--- start Dataset ---

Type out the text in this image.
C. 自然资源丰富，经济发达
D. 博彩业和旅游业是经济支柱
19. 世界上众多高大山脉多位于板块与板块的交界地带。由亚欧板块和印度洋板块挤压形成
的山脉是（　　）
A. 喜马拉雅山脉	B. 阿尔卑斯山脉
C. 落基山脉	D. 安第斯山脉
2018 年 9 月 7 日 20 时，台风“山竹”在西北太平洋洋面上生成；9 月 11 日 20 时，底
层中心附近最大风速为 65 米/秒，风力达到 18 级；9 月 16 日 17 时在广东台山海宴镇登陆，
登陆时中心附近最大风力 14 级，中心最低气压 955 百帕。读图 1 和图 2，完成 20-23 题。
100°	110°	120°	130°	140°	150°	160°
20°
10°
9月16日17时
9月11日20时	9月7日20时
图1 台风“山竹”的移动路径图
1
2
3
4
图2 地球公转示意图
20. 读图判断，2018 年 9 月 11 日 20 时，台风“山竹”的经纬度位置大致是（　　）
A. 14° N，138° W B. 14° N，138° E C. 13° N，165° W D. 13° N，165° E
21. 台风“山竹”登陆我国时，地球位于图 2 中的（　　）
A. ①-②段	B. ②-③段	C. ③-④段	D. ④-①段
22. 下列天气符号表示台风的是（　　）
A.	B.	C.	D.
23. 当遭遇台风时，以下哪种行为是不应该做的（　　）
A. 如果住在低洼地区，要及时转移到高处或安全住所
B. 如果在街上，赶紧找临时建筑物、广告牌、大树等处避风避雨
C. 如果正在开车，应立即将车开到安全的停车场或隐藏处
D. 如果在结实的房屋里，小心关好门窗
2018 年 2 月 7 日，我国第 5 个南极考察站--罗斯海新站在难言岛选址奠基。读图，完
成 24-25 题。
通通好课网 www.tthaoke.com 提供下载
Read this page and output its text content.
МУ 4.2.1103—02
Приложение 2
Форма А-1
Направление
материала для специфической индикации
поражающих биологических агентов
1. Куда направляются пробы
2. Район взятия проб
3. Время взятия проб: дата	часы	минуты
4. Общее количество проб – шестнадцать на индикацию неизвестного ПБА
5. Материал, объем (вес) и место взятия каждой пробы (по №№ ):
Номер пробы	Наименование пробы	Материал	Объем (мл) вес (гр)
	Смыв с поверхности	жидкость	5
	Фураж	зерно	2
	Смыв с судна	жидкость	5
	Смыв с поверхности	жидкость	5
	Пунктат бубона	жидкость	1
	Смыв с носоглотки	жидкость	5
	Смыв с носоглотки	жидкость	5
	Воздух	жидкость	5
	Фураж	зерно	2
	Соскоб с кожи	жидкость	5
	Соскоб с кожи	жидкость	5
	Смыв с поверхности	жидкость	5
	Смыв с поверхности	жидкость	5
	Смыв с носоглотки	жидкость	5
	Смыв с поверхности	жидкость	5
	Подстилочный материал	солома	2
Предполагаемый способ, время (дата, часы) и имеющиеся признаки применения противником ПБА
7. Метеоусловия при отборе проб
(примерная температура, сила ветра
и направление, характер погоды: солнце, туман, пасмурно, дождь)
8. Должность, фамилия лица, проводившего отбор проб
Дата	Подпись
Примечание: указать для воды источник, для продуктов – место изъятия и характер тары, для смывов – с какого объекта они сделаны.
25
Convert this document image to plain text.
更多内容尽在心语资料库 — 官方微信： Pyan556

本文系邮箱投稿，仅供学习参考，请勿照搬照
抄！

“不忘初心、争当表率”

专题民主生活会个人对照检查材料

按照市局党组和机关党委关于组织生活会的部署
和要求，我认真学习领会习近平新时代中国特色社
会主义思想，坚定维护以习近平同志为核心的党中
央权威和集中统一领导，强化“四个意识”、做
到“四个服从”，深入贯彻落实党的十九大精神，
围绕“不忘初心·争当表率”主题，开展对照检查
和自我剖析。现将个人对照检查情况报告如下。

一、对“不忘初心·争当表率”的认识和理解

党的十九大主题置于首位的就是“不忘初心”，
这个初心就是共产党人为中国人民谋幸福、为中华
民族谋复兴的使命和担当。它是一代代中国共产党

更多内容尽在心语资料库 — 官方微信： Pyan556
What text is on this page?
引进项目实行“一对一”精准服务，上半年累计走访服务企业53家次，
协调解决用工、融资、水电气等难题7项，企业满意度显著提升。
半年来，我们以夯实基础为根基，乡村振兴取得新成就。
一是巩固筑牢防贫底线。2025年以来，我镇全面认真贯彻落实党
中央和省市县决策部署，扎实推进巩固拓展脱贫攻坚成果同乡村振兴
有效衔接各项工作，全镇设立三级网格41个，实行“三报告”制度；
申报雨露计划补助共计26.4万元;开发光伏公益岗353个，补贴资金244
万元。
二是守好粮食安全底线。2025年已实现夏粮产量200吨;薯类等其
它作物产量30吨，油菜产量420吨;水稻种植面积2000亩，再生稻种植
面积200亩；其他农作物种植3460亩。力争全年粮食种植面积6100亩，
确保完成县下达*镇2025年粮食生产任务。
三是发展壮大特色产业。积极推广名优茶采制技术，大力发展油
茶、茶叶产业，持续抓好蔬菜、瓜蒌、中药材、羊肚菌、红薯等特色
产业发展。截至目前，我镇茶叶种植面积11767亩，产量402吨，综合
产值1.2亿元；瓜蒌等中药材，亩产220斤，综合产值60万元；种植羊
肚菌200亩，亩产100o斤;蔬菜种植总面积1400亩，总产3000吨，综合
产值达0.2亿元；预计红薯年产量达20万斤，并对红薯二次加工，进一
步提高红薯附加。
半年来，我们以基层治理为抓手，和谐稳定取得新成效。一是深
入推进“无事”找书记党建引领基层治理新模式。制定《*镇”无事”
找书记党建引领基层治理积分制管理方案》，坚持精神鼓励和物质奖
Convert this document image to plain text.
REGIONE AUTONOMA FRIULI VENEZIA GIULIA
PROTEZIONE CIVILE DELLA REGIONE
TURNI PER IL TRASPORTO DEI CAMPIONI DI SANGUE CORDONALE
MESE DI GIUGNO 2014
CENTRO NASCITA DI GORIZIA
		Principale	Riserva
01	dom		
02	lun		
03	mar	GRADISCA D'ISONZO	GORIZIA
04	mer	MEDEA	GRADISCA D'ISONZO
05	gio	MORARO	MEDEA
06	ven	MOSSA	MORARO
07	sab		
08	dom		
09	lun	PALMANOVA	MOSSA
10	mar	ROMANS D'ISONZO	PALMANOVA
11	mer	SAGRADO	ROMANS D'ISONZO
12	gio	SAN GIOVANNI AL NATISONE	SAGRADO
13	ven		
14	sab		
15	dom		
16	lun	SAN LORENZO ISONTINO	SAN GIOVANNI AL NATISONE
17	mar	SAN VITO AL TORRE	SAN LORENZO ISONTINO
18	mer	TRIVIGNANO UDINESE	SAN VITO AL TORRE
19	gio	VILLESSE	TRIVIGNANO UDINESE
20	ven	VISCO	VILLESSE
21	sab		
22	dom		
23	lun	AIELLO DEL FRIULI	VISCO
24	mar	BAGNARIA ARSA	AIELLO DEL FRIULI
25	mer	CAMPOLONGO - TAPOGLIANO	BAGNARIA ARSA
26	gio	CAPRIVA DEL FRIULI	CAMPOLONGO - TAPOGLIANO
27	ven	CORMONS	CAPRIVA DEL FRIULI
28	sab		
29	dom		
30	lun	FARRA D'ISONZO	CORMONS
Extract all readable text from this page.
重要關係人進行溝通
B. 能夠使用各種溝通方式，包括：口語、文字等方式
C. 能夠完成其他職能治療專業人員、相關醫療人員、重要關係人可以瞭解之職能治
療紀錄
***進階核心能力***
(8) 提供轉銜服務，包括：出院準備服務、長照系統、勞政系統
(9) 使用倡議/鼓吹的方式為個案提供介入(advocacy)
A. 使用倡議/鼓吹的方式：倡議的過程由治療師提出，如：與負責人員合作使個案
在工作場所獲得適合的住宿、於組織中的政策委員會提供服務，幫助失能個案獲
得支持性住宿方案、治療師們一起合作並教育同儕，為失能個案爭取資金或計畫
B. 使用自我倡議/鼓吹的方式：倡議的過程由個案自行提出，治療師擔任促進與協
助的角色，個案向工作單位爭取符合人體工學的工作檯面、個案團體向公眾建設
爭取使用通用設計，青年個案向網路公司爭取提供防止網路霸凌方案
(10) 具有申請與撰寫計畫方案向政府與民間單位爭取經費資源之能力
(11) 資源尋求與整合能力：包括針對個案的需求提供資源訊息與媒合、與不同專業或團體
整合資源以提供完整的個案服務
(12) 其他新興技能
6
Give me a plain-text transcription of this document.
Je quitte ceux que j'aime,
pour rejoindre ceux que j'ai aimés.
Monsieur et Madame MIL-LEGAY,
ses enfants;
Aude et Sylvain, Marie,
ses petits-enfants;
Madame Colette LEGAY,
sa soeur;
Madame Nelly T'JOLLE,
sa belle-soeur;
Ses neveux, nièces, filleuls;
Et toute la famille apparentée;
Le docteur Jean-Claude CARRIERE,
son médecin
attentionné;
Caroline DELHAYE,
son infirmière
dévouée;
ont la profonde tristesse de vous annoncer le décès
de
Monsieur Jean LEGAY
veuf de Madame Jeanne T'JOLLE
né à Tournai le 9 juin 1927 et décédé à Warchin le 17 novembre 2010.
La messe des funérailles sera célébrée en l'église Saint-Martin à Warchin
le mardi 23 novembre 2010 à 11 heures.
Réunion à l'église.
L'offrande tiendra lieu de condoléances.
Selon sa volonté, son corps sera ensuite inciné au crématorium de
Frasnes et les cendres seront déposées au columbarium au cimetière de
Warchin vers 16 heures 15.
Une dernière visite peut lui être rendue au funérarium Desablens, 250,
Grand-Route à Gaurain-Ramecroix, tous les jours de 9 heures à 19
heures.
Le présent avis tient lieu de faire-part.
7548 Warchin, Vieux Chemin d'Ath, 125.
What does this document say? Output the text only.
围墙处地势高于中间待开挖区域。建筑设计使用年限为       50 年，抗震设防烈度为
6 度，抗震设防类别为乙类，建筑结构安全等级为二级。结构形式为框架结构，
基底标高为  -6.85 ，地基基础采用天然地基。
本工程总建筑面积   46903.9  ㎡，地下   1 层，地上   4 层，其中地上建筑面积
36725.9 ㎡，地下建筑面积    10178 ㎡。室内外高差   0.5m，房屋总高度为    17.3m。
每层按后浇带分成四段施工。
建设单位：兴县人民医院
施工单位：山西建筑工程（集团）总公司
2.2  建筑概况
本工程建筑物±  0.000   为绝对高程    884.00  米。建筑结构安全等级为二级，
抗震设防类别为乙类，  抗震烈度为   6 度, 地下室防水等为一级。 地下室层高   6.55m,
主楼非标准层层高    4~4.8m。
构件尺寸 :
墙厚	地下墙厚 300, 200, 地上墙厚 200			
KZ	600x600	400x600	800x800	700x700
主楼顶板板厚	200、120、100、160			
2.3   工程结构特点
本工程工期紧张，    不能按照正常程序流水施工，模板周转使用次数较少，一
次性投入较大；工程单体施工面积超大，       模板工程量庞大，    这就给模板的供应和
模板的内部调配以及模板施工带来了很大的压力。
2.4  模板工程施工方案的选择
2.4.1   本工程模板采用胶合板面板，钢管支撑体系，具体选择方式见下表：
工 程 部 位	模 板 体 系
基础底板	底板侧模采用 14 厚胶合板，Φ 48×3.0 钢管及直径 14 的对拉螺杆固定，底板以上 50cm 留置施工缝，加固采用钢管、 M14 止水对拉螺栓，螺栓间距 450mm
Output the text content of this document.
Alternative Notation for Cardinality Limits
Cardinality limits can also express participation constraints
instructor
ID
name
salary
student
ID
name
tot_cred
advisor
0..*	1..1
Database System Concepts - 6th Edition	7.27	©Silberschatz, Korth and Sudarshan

--- end Dataset ---

> What to produce: In the records above, find each line holding "TORRE" and copy it.

> Solution to the problem:
17	mar	SAN VITO AL TORRE	SAN LORENZO ISONTINO
18	mer	TRIVIGNANO UDINESE	SAN VITO AL TORRE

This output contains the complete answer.